**THE PROBLEM**
Pull every "this" line out of the data below.

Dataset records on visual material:
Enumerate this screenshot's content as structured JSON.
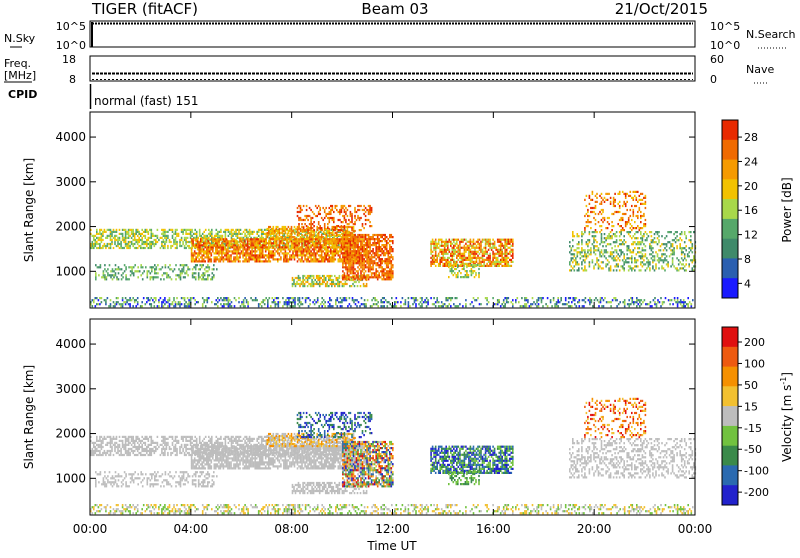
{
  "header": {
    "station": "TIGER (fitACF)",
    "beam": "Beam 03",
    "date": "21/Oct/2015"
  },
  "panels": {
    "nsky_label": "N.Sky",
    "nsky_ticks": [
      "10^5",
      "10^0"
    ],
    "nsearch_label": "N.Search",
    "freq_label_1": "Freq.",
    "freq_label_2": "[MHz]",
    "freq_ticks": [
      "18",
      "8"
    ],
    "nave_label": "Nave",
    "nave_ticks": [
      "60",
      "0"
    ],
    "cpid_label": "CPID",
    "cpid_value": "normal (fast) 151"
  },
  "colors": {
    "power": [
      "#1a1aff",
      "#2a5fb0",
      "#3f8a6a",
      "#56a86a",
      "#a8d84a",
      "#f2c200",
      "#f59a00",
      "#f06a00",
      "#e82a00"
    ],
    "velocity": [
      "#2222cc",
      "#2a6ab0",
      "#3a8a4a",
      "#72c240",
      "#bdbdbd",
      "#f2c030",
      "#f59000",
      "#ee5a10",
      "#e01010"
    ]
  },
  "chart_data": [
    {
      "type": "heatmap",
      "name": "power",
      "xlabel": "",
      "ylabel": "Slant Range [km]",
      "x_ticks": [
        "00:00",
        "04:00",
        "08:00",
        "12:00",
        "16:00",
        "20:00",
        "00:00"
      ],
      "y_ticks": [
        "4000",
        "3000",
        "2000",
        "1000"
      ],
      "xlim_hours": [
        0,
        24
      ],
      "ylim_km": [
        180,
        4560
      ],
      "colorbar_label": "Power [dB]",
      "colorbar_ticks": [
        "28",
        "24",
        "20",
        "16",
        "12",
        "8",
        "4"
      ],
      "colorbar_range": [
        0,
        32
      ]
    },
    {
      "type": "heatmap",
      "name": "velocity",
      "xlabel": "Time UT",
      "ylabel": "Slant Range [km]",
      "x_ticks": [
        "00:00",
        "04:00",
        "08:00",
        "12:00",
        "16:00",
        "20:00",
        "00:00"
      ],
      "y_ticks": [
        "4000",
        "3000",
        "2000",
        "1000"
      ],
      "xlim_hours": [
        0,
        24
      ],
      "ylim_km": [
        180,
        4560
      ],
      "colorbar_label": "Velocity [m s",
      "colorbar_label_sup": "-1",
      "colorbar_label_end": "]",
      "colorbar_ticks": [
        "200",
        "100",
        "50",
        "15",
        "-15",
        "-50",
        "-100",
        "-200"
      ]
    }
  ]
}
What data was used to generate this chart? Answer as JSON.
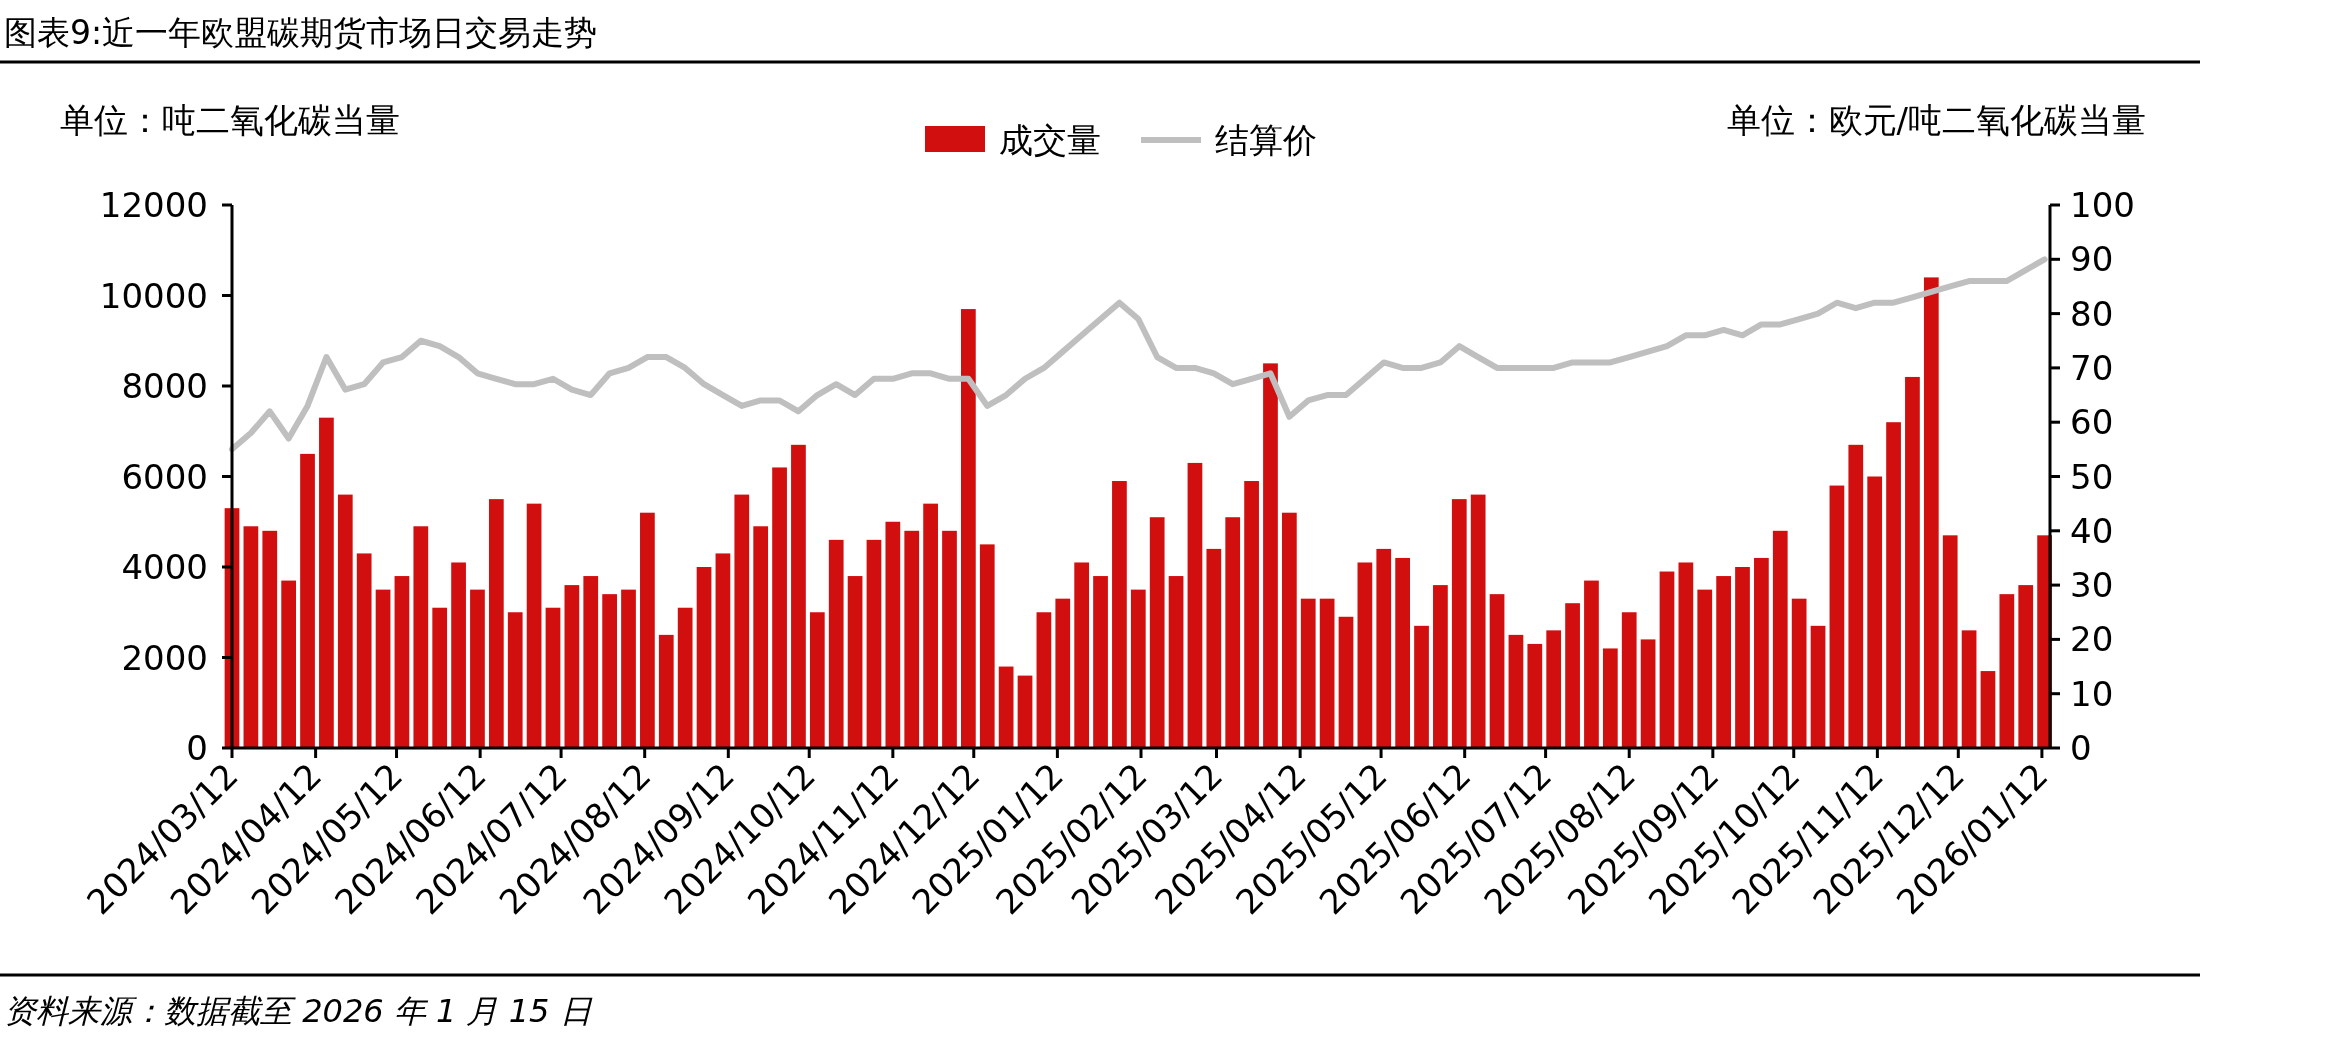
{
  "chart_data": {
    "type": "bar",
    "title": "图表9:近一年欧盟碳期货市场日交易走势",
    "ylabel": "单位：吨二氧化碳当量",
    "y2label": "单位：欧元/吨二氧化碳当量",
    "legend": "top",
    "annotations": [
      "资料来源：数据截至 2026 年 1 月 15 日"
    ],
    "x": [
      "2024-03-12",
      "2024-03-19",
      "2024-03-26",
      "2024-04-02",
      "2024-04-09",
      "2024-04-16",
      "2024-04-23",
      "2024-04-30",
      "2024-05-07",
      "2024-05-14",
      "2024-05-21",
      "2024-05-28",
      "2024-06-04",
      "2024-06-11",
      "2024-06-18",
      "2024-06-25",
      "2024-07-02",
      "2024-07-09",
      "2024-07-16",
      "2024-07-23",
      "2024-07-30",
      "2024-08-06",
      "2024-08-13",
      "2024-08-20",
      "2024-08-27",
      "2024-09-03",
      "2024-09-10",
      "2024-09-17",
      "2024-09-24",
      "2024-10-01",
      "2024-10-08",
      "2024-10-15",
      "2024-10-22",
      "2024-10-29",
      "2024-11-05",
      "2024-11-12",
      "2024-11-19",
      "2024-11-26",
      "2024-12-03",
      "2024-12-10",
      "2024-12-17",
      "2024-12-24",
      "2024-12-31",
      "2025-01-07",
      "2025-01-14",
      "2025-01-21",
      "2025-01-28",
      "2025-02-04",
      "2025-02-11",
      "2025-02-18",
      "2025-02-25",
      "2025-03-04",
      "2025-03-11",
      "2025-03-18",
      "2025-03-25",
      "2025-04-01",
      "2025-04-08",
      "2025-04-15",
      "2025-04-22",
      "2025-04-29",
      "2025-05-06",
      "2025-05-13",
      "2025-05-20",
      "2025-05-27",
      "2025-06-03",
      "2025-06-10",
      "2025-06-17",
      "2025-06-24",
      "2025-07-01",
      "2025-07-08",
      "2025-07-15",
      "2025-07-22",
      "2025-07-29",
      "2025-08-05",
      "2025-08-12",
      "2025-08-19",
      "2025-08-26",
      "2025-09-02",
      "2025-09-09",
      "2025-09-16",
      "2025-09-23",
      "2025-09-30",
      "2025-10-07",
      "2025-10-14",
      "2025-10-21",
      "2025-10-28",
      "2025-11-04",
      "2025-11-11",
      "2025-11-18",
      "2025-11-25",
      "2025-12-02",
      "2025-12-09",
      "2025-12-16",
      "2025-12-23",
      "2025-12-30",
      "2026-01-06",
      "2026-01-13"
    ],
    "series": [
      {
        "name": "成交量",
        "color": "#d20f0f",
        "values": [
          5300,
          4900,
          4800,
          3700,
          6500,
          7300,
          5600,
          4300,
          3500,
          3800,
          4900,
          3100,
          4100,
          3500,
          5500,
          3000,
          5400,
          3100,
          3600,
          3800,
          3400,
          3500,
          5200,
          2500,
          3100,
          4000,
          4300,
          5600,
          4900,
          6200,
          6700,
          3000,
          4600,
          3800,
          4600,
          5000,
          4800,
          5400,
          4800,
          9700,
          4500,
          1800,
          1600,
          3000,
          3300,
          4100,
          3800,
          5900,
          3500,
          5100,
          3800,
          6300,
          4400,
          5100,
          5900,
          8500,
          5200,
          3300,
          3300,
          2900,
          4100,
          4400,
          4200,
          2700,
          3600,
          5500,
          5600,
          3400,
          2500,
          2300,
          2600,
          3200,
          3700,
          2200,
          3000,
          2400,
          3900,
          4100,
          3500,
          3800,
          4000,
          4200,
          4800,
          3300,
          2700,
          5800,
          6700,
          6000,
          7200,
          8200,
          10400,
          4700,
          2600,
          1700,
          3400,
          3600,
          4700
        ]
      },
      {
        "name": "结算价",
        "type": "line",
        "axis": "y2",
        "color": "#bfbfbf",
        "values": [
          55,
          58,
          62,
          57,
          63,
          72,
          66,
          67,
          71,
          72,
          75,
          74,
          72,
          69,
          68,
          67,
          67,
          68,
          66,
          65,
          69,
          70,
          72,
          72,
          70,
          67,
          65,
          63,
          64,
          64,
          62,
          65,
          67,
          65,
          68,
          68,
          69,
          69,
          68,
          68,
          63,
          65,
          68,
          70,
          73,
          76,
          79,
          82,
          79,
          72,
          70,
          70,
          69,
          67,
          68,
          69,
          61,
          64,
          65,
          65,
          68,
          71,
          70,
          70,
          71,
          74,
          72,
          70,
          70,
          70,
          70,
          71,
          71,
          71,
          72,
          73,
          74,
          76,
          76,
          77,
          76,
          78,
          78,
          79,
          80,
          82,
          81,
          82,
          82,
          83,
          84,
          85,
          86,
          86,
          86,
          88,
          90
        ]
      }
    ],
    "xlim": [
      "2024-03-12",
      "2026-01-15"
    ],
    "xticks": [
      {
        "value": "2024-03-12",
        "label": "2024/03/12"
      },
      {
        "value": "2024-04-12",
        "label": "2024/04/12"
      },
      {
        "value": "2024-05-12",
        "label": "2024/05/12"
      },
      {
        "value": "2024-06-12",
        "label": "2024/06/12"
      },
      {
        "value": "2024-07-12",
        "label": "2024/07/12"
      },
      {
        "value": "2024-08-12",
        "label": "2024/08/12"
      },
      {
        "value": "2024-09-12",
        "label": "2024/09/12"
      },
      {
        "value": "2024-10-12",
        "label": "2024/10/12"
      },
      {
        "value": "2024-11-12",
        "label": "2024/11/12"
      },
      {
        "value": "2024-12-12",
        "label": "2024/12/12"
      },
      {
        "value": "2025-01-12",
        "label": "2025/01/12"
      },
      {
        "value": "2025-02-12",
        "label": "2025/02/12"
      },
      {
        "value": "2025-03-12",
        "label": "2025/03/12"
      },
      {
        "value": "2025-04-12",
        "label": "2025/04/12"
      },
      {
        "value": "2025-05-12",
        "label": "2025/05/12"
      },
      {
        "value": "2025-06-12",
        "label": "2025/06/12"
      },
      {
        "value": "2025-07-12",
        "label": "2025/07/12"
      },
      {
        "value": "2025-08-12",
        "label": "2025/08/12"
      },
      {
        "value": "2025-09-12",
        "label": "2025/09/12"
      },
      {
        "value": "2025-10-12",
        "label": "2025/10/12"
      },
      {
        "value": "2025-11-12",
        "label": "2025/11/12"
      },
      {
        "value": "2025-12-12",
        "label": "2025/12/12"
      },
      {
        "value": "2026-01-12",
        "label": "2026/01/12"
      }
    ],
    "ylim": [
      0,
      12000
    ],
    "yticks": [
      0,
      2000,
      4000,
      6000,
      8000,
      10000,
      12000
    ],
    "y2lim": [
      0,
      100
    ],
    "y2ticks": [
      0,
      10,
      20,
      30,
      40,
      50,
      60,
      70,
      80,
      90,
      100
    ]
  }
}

--

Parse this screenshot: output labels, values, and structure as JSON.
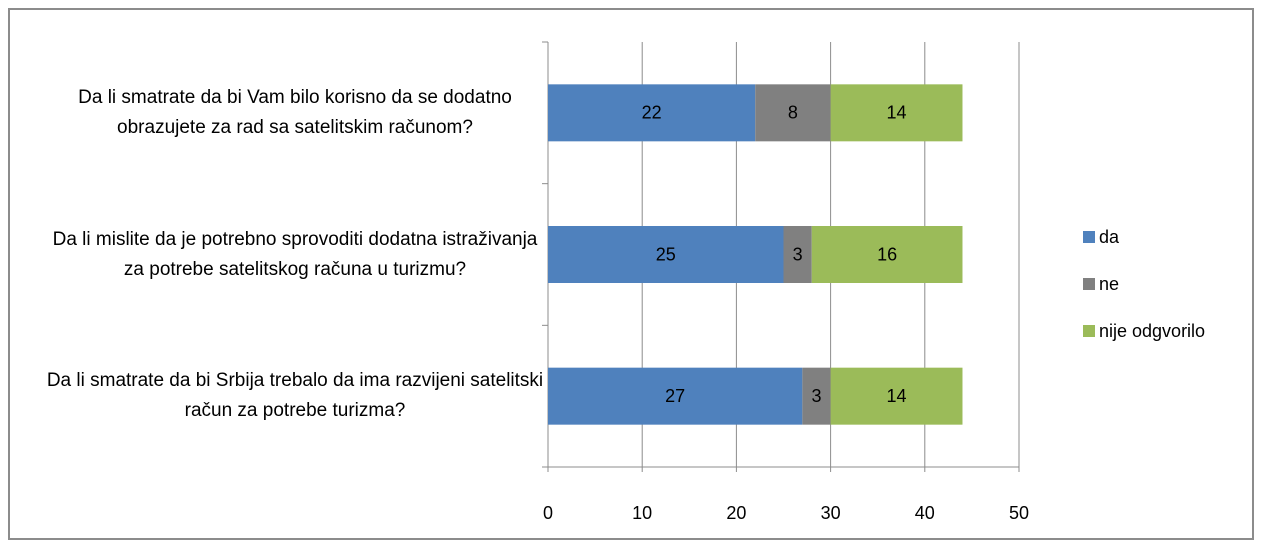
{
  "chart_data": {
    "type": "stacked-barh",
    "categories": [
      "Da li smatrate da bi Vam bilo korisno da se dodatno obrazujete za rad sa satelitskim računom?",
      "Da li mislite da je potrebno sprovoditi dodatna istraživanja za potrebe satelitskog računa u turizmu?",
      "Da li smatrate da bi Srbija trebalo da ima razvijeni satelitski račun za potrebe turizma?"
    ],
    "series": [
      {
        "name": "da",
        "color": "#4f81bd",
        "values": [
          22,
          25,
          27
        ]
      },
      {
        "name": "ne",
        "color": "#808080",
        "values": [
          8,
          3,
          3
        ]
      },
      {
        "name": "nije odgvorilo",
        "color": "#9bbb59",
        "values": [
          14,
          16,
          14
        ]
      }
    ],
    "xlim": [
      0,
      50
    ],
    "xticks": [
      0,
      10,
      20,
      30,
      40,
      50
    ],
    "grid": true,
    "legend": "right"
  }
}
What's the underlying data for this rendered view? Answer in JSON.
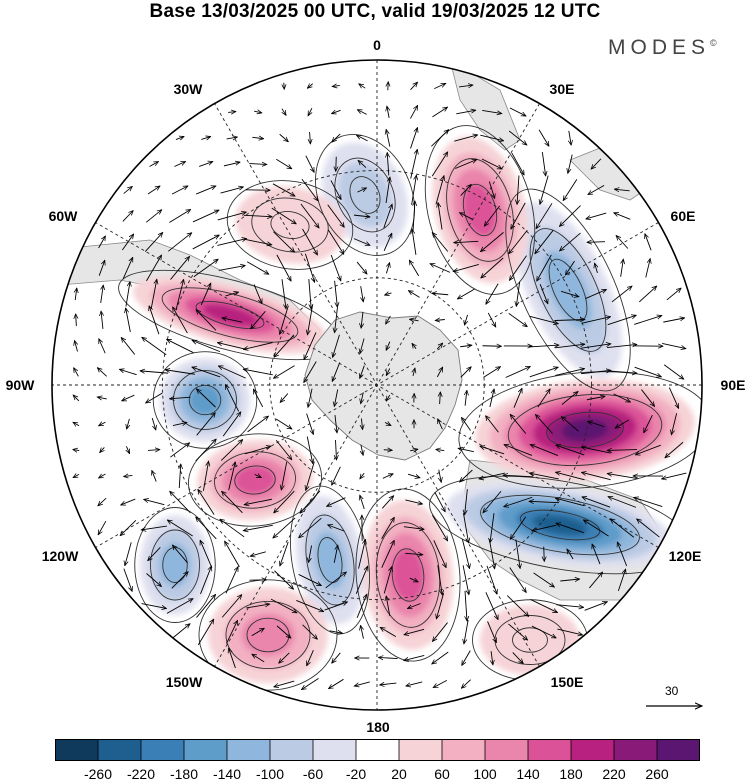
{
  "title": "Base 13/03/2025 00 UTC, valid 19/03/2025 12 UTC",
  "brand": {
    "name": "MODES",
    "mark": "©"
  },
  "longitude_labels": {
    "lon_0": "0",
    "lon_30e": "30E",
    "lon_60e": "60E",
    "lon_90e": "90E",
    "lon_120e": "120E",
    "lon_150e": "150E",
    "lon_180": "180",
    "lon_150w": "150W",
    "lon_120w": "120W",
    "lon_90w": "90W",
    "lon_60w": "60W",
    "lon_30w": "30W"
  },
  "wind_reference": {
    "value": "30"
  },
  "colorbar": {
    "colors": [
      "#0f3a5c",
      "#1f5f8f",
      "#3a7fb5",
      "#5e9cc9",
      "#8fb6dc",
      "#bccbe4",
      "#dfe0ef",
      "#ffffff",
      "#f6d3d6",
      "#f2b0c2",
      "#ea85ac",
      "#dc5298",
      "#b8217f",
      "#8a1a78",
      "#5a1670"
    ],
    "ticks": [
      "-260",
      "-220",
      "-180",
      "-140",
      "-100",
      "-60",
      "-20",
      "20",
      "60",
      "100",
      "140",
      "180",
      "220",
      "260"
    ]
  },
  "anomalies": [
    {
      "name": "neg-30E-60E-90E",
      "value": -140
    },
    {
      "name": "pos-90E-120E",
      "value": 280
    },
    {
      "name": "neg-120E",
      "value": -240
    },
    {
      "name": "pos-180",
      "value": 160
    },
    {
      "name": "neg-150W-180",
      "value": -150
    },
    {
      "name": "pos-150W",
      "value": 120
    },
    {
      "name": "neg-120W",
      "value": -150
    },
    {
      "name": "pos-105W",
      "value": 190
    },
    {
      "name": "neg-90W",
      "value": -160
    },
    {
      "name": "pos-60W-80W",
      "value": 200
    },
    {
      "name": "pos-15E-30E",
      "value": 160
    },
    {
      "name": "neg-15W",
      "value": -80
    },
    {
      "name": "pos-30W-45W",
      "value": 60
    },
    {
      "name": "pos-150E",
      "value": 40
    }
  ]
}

**WRITTEN REPLY**
Enumerate this screenshot's content as structured JSON.
What data was used to generate this chart? Answer as JSON.
Parse this screenshot: output labels, values, and structure as JSON.
What's the underlying data for this rendered view? Answer in JSON.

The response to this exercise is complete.